[start of Dataset entries]
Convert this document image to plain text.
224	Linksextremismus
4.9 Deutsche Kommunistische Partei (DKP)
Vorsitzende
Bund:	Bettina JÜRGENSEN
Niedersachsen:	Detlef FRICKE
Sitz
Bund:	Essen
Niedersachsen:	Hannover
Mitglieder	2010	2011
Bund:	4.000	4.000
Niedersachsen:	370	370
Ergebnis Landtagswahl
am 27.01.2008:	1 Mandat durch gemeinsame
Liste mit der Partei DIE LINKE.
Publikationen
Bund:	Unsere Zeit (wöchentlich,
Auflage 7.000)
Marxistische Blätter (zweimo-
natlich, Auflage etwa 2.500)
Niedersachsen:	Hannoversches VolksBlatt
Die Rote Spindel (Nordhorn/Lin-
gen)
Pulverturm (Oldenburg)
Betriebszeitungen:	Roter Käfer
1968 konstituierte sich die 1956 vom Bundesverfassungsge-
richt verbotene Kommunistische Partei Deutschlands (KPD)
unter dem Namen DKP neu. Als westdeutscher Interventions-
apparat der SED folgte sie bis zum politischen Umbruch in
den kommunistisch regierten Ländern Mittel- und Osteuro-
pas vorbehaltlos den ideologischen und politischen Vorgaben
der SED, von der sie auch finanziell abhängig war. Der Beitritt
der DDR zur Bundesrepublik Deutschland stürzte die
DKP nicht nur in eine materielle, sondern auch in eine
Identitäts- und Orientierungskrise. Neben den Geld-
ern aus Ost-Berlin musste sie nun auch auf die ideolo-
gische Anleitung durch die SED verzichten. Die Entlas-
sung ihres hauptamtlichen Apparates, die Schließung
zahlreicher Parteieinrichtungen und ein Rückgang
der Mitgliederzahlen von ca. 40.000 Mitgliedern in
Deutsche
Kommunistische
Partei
[end of Dataset entries]
● **The problem**
Return all the lines that contain the string "durch".

● **Written solution**
am 27.01.2008:	1 Mandat durch gemeinsame
gische Anleitung durch die SED verzichten. Die Entlas-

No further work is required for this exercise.